▼▼▼
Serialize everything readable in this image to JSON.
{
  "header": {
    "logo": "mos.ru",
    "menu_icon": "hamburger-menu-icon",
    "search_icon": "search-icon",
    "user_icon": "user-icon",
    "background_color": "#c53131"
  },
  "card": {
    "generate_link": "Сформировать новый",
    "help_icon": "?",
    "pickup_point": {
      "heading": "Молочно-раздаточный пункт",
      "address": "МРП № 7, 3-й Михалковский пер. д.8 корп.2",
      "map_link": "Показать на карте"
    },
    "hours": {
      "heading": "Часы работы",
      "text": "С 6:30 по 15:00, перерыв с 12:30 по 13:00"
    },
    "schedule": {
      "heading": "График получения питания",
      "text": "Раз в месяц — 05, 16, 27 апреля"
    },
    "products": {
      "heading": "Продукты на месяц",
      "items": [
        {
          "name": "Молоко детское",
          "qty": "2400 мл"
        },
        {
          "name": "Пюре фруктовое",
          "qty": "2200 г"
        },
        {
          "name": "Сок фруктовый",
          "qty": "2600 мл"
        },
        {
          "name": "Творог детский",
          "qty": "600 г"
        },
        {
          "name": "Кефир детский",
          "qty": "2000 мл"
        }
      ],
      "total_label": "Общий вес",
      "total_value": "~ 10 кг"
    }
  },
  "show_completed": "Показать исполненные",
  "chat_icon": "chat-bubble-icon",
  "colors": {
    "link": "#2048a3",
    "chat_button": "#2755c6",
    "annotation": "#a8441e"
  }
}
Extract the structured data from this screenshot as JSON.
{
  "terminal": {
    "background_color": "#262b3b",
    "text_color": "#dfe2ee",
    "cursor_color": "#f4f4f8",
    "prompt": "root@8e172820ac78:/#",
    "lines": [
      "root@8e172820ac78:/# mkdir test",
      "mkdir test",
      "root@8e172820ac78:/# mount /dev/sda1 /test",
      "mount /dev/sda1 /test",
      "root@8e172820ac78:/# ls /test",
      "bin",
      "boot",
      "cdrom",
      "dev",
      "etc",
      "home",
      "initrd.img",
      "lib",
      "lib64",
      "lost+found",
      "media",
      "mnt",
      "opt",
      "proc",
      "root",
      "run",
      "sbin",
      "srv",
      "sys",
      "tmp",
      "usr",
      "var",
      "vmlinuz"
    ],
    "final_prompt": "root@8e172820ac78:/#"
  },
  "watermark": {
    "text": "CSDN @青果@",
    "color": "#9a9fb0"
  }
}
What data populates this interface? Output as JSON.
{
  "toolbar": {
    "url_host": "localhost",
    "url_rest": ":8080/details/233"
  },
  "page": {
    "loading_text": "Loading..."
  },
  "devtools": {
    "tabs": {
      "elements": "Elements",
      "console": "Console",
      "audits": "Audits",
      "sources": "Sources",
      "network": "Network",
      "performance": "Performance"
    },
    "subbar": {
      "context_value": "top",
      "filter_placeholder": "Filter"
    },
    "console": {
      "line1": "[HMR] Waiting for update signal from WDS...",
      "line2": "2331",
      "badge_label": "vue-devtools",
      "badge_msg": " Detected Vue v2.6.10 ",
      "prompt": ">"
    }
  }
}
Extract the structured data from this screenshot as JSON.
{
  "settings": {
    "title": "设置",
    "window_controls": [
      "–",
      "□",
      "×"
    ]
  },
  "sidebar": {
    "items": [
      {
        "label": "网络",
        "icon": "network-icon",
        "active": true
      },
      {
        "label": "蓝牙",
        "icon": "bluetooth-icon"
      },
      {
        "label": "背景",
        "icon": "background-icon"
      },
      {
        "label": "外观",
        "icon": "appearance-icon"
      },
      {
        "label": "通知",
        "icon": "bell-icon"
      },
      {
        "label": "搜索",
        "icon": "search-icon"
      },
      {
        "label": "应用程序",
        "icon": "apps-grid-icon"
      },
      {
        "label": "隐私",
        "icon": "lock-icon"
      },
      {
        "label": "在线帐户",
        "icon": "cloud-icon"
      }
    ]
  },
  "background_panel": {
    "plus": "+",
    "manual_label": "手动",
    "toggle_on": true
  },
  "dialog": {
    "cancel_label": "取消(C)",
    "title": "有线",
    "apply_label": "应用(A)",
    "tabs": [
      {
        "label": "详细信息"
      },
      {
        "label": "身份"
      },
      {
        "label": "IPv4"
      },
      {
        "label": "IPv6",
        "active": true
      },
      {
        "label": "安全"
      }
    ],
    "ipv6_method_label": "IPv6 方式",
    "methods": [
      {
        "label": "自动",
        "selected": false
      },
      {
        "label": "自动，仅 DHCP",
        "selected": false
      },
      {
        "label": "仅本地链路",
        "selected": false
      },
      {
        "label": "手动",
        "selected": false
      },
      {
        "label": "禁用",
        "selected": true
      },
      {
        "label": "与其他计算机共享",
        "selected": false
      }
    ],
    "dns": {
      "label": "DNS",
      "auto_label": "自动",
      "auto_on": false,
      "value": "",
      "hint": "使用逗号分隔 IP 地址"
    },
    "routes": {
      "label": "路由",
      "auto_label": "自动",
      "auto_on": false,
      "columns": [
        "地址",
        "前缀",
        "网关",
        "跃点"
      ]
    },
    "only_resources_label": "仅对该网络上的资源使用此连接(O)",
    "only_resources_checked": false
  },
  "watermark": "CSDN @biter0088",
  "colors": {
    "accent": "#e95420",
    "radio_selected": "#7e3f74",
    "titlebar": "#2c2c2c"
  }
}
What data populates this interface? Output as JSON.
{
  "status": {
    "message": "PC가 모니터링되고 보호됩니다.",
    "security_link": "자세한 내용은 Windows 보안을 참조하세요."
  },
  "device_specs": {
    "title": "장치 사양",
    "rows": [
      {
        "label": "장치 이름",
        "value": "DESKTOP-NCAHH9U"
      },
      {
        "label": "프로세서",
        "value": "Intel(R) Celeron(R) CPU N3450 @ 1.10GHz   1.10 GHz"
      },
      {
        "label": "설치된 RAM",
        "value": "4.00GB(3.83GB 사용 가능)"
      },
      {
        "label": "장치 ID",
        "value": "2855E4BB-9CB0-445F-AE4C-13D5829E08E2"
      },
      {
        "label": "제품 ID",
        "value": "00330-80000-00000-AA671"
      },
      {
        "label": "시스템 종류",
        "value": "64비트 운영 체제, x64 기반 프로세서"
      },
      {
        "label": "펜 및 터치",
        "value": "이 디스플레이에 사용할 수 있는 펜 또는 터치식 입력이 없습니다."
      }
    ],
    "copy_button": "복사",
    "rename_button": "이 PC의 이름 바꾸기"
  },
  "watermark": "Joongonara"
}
▲▲▲
Objective:
Every entry should be printed again exactly as written.

Full response:
Serialize everything readable in this image to JSON.
{
  "header": {
    "logo": "mos.ru",
    "menu_icon": "hamburger-menu-icon",
    "search_icon": "search-icon",
    "user_icon": "user-icon",
    "background_color": "#c53131"
  },
  "card": {
    "generate_link": "Сформировать новый",
    "help_icon": "?",
    "pickup_point": {
      "heading": "Молочно-раздаточный пункт",
      "address": "МРП № 7, 3-й Михалковский пер. д.8 корп.2",
      "map_link": "Показать на карте"
    },
    "hours": {
      "heading": "Часы работы",
      "text": "С 6:30 по 15:00, перерыв с 12:30 по 13:00"
    },
    "schedule": {
      "heading": "График получения питания",
      "text": "Раз в месяц — 05, 16, 27 апреля"
    },
    "products": {
      "heading": "Продукты на месяц",
      "items": [
        {
          "name": "Молоко детское",
          "qty": "2400 мл"
        },
        {
          "name": "Пюре фруктовое",
          "qty": "2200 г"
        },
        {
          "name": "Сок фруктовый",
          "qty": "2600 мл"
        },
        {
          "name": "Творог детский",
          "qty": "600 г"
        },
        {
          "name": "Кефир детский",
          "qty": "2000 мл"
        }
      ],
      "total_label": "Общий вес",
      "total_value": "~ 10 кг"
    }
  },
  "show_completed": "Показать исполненные",
  "chat_icon": "chat-bubble-icon",
  "colors": {
    "link": "#2048a3",
    "chat_button": "#2755c6",
    "annotation": "#a8441e"
  }
}
Extract the structured data from this screenshot as JSON.
{
  "terminal": {
    "background_color": "#262b3b",
    "text_color": "#dfe2ee",
    "cursor_color": "#f4f4f8",
    "prompt": "root@8e172820ac78:/#",
    "lines": [
      "root@8e172820ac78:/# mkdir test",
      "mkdir test",
      "root@8e172820ac78:/# mount /dev/sda1 /test",
      "mount /dev/sda1 /test",
      "root@8e172820ac78:/# ls /test",
      "bin",
      "boot",
      "cdrom",
      "dev",
      "etc",
      "home",
      "initrd.img",
      "lib",
      "lib64",
      "lost+found",
      "media",
      "mnt",
      "opt",
      "proc",
      "root",
      "run",
      "sbin",
      "srv",
      "sys",
      "tmp",
      "usr",
      "var",
      "vmlinuz"
    ],
    "final_prompt": "root@8e172820ac78:/#"
  },
  "watermark": {
    "text": "CSDN @青果@",
    "color": "#9a9fb0"
  }
}
What data populates this interface? Output as JSON.
{
  "toolbar": {
    "url_host": "localhost",
    "url_rest": ":8080/details/233"
  },
  "page": {
    "loading_text": "Loading..."
  },
  "devtools": {
    "tabs": {
      "elements": "Elements",
      "console": "Console",
      "audits": "Audits",
      "sources": "Sources",
      "network": "Network",
      "performance": "Performance"
    },
    "subbar": {
      "context_value": "top",
      "filter_placeholder": "Filter"
    },
    "console": {
      "line1": "[HMR] Waiting for update signal from WDS...",
      "line2": "2331",
      "badge_label": "vue-devtools",
      "badge_msg": " Detected Vue v2.6.10 ",
      "prompt": ">"
    }
  }
}
Extract the structured data from this screenshot as JSON.
{
  "settings": {
    "title": "设置",
    "window_controls": [
      "–",
      "□",
      "×"
    ]
  },
  "sidebar": {
    "items": [
      {
        "label": "网络",
        "icon": "network-icon",
        "active": true
      },
      {
        "label": "蓝牙",
        "icon": "bluetooth-icon"
      },
      {
        "label": "背景",
        "icon": "background-icon"
      },
      {
        "label": "外观",
        "icon": "appearance-icon"
      },
      {
        "label": "通知",
        "icon": "bell-icon"
      },
      {
        "label": "搜索",
        "icon": "search-icon"
      },
      {
        "label": "应用程序",
        "icon": "apps-grid-icon"
      },
      {
        "label": "隐私",
        "icon": "lock-icon"
      },
      {
        "label": "在线帐户",
        "icon": "cloud-icon"
      }
    ]
  },
  "background_panel": {
    "plus": "+",
    "manual_label": "手动",
    "toggle_on": true
  },
  "dialog": {
    "cancel_label": "取消(C)",
    "title": "有线",
    "apply_label": "应用(A)",
    "tabs": [
      {
        "label": "详细信息"
      },
      {
        "label": "身份"
      },
      {
        "label": "IPv4"
      },
      {
        "label": "IPv6",
        "active": true
      },
      {
        "label": "安全"
      }
    ],
    "ipv6_method_label": "IPv6 方式",
    "methods": [
      {
        "label": "自动",
        "selected": false
      },
      {
        "label": "自动，仅 DHCP",
        "selected": false
      },
      {
        "label": "仅本地链路",
        "selected": false
      },
      {
        "label": "手动",
        "selected": false
      },
      {
        "label": "禁用",
        "selected": true
      },
      {
        "label": "与其他计算机共享",
        "selected": false
      }
    ],
    "dns": {
      "label": "DNS",
      "auto_label": "自动",
      "auto_on": false,
      "value": "",
      "hint": "使用逗号分隔 IP 地址"
    },
    "routes": {
      "label": "路由",
      "auto_label": "自动",
      "auto_on": false,
      "columns": [
        "地址",
        "前缀",
        "网关",
        "跃点"
      ]
    },
    "only_resources_label": "仅对该网络上的资源使用此连接(O)",
    "only_resources_checked": false
  },
  "watermark": "CSDN @biter0088",
  "colors": {
    "accent": "#e95420",
    "radio_selected": "#7e3f74",
    "titlebar": "#2c2c2c"
  }
}
What data populates this interface? Output as JSON.
{
  "status": {
    "message": "PC가 모니터링되고 보호됩니다.",
    "security_link": "자세한 내용은 Windows 보안을 참조하세요."
  },
  "device_specs": {
    "title": "장치 사양",
    "rows": [
      {
        "label": "장치 이름",
        "value": "DESKTOP-NCAHH9U"
      },
      {
        "label": "프로세서",
        "value": "Intel(R) Celeron(R) CPU N3450 @ 1.10GHz   1.10 GHz"
      },
      {
        "label": "설치된 RAM",
        "value": "4.00GB(3.83GB 사용 가능)"
      },
      {
        "label": "장치 ID",
        "value": "2855E4BB-9CB0-445F-AE4C-13D5829E08E2"
      },
      {
        "label": "제품 ID",
        "value": "00330-80000-00000-AA671"
      },
      {
        "label": "시스템 종류",
        "value": "64비트 운영 체제, x64 기반 프로세서"
      },
      {
        "label": "펜 및 터치",
        "value": "이 디스플레이에 사용할 수 있는 펜 또는 터치식 입력이 없습니다."
      }
    ],
    "copy_button": "복사",
    "rename_button": "이 PC의 이름 바꾸기"
  },
  "watermark": "Joongonara"
}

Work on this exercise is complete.